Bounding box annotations
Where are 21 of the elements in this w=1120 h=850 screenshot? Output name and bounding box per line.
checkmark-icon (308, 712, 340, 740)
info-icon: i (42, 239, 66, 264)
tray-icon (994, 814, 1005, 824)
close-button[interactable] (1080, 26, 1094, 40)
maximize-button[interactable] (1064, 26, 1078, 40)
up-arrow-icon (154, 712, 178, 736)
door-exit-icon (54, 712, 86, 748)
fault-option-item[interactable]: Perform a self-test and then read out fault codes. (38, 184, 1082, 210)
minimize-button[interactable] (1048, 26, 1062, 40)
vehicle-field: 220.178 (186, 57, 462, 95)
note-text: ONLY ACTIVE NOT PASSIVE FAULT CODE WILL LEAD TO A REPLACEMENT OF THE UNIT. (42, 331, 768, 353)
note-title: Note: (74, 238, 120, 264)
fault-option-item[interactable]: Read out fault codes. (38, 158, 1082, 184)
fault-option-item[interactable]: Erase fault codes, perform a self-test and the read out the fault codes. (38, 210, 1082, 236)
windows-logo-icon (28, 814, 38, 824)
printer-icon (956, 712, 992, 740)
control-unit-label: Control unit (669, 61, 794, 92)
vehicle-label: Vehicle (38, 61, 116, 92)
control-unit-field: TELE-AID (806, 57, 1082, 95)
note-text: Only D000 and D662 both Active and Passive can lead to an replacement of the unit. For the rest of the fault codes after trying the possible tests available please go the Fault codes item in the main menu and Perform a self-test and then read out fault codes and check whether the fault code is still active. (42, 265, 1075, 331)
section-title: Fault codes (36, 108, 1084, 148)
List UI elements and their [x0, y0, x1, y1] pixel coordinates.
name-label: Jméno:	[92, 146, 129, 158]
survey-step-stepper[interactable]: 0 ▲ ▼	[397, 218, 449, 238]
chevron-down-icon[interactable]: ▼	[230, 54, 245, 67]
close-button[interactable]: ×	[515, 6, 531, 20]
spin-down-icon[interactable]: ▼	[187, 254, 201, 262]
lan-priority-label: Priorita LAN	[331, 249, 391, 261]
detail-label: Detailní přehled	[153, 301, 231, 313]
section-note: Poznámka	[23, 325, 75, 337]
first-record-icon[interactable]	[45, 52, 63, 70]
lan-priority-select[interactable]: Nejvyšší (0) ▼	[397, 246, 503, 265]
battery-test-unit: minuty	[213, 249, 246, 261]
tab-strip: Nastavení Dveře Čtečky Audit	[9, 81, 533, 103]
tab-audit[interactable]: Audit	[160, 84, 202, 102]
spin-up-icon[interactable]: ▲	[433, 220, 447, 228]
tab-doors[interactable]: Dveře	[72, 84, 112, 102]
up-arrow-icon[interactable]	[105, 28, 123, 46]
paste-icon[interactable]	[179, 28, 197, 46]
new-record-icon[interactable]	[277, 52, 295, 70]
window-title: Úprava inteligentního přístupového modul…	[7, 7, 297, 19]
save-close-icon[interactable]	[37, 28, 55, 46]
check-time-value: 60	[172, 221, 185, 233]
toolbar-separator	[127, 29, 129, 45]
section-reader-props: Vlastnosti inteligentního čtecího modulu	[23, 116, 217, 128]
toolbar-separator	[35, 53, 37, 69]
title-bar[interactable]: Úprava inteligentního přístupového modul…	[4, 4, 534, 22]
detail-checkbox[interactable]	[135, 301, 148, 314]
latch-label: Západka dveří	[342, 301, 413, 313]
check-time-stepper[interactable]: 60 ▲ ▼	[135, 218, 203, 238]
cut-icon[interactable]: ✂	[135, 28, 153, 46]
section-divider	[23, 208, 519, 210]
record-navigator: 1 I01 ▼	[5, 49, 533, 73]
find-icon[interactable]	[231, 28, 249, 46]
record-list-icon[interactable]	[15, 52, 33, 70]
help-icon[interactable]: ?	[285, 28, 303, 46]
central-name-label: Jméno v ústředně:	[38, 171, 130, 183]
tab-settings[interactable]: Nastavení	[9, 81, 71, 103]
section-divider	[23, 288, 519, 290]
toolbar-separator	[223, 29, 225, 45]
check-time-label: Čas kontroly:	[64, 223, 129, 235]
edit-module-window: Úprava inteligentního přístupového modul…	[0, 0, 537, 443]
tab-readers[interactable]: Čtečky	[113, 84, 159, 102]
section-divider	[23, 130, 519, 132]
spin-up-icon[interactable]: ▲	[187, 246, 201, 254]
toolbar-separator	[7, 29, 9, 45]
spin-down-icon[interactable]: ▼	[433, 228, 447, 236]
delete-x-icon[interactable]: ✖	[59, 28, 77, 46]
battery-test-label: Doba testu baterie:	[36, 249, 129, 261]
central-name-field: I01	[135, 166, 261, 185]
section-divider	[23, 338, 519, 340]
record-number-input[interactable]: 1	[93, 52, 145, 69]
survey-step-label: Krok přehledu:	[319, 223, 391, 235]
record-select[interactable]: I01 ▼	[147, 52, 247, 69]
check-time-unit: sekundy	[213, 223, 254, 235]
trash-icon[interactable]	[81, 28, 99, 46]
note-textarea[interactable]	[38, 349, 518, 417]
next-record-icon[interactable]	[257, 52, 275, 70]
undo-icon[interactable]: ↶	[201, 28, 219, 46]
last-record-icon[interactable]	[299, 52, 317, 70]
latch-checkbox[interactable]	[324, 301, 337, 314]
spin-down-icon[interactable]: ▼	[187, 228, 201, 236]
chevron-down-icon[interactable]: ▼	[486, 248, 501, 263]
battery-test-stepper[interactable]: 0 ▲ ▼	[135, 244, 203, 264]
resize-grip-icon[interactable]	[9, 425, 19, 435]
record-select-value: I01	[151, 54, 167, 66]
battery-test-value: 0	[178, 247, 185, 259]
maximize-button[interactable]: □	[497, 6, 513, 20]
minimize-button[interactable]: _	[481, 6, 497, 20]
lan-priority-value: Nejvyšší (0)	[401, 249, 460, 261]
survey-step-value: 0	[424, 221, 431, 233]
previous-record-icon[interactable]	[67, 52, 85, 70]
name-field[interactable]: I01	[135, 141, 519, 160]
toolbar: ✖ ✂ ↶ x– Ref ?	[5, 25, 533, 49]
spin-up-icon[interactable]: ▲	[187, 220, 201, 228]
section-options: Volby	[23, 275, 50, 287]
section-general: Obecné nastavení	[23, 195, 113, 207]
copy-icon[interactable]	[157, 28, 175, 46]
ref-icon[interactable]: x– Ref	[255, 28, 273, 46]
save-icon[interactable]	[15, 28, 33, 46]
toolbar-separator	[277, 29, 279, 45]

(What is required):
Reproduce every one of the lines above, unchanged and in the same order.

(Task answer):
Where are 21 of the elements in this w=1120 h=850 screenshot? Output name and bounding box per line.
checkmark-icon (308, 712, 340, 740)
info-icon: i (42, 239, 66, 264)
tray-icon (994, 814, 1005, 824)
close-button[interactable] (1080, 26, 1094, 40)
maximize-button[interactable] (1064, 26, 1078, 40)
up-arrow-icon (154, 712, 178, 736)
door-exit-icon (54, 712, 86, 748)
fault-option-item[interactable]: Perform a self-test and then read out fault codes. (38, 184, 1082, 210)
minimize-button[interactable] (1048, 26, 1062, 40)
vehicle-field: 220.178 (186, 57, 462, 95)
note-text: ONLY ACTIVE NOT PASSIVE FAULT CODE WILL LEAD TO A REPLACEMENT OF THE UNIT. (42, 331, 768, 353)
note-title: Note: (74, 238, 120, 264)
fault-option-item[interactable]: Read out fault codes. (38, 158, 1082, 184)
fault-option-item[interactable]: Erase fault codes, perform a self-test and the read out the fault codes. (38, 210, 1082, 236)
windows-logo-icon (28, 814, 38, 824)
printer-icon (956, 712, 992, 740)
control-unit-label: Control unit (669, 61, 794, 92)
vehicle-label: Vehicle (38, 61, 116, 92)
control-unit-field: TELE-AID (806, 57, 1082, 95)
note-text: Only D000 and D662 both Active and Passive can lead to an replacement of the unit. For the rest of the fault codes after trying the possible tests available please go the Fault codes item in the main menu and Perform a self-test and then read out fault codes and check whether the fault code is still active. (42, 265, 1075, 331)
section-title: Fault codes (36, 108, 1084, 148)
List UI elements and their [x0, y0, x1, y1] pixel coordinates.
name-label: Jméno:	[92, 146, 129, 158]
survey-step-stepper[interactable]: 0 ▲ ▼	[397, 218, 449, 238]
chevron-down-icon[interactable]: ▼	[230, 54, 245, 67]
close-button[interactable]: ×	[515, 6, 531, 20]
spin-down-icon[interactable]: ▼	[187, 254, 201, 262]
lan-priority-label: Priorita LAN	[331, 249, 391, 261]
detail-label: Detailní přehled	[153, 301, 231, 313]
section-note: Poznámka	[23, 325, 75, 337]
first-record-icon[interactable]	[45, 52, 63, 70]
lan-priority-select[interactable]: Nejvyšší (0) ▼	[397, 246, 503, 265]
battery-test-unit: minuty	[213, 249, 246, 261]
tab-strip: Nastavení Dveře Čtečky Audit	[9, 81, 533, 103]
tab-audit[interactable]: Audit	[160, 84, 202, 102]
spin-up-icon[interactable]: ▲	[433, 220, 447, 228]
tab-doors[interactable]: Dveře	[72, 84, 112, 102]
up-arrow-icon[interactable]	[105, 28, 123, 46]
paste-icon[interactable]	[179, 28, 197, 46]
new-record-icon[interactable]	[277, 52, 295, 70]
window-title: Úprava inteligentního přístupového modul…	[7, 7, 297, 19]
save-close-icon[interactable]	[37, 28, 55, 46]
check-time-value: 60	[172, 221, 185, 233]
toolbar-separator	[127, 29, 129, 45]
section-reader-props: Vlastnosti inteligentního čtecího modulu	[23, 116, 217, 128]
toolbar-separator	[35, 53, 37, 69]
title-bar[interactable]: Úprava inteligentního přístupového modul…	[4, 4, 534, 22]
detail-checkbox[interactable]	[135, 301, 148, 314]
latch-label: Západka dveří	[342, 301, 413, 313]
check-time-stepper[interactable]: 60 ▲ ▼	[135, 218, 203, 238]
cut-icon[interactable]: ✂	[135, 28, 153, 46]
section-divider	[23, 208, 519, 210]
record-navigator: 1 I01 ▼	[5, 49, 533, 73]
find-icon[interactable]	[231, 28, 249, 46]
record-list-icon[interactable]	[15, 52, 33, 70]
help-icon[interactable]: ?	[285, 28, 303, 46]
central-name-label: Jméno v ústředně:	[38, 171, 130, 183]
tab-settings[interactable]: Nastavení	[9, 81, 71, 103]
section-divider	[23, 288, 519, 290]
toolbar-separator	[223, 29, 225, 45]
check-time-label: Čas kontroly:	[64, 223, 129, 235]
edit-module-window: Úprava inteligentního přístupového modul…	[0, 0, 537, 443]
tab-readers[interactable]: Čtečky	[113, 84, 159, 102]
section-divider	[23, 130, 519, 132]
spin-up-icon[interactable]: ▲	[187, 246, 201, 254]
toolbar-separator	[7, 29, 9, 45]
spin-down-icon[interactable]: ▼	[433, 228, 447, 236]
delete-x-icon[interactable]: ✖	[59, 28, 77, 46]
battery-test-label: Doba testu baterie:	[36, 249, 129, 261]
central-name-field: I01	[135, 166, 261, 185]
section-divider	[23, 338, 519, 340]
record-number-input[interactable]: 1	[93, 52, 145, 69]
survey-step-label: Krok přehledu:	[319, 223, 391, 235]
record-select[interactable]: I01 ▼	[147, 52, 247, 69]
check-time-unit: sekundy	[213, 223, 254, 235]
trash-icon[interactable]	[81, 28, 99, 46]
note-textarea[interactable]	[38, 349, 518, 417]
next-record-icon[interactable]	[257, 52, 275, 70]
undo-icon[interactable]: ↶	[201, 28, 219, 46]
last-record-icon[interactable]	[299, 52, 317, 70]
latch-checkbox[interactable]	[324, 301, 337, 314]
spin-down-icon[interactable]: ▼	[187, 228, 201, 236]
chevron-down-icon[interactable]: ▼	[486, 248, 501, 263]
battery-test-stepper[interactable]: 0 ▲ ▼	[135, 244, 203, 264]
resize-grip-icon[interactable]	[9, 425, 19, 435]
record-select-value: I01	[151, 54, 167, 66]
battery-test-value: 0	[178, 247, 185, 259]
maximize-button[interactable]: □	[497, 6, 513, 20]
minimize-button[interactable]: _	[481, 6, 497, 20]
lan-priority-value: Nejvyšší (0)	[401, 249, 460, 261]
survey-step-value: 0	[424, 221, 431, 233]
previous-record-icon[interactable]	[67, 52, 85, 70]
name-field[interactable]: I01	[135, 141, 519, 160]
toolbar: ✖ ✂ ↶ x– Ref ?	[5, 25, 533, 49]
spin-up-icon[interactable]: ▲	[187, 220, 201, 228]
section-options: Volby	[23, 275, 50, 287]
section-general: Obecné nastavení	[23, 195, 113, 207]
copy-icon[interactable]	[157, 28, 175, 46]
ref-icon[interactable]: x– Ref	[255, 28, 273, 46]
save-icon[interactable]	[15, 28, 33, 46]
toolbar-separator	[277, 29, 279, 45]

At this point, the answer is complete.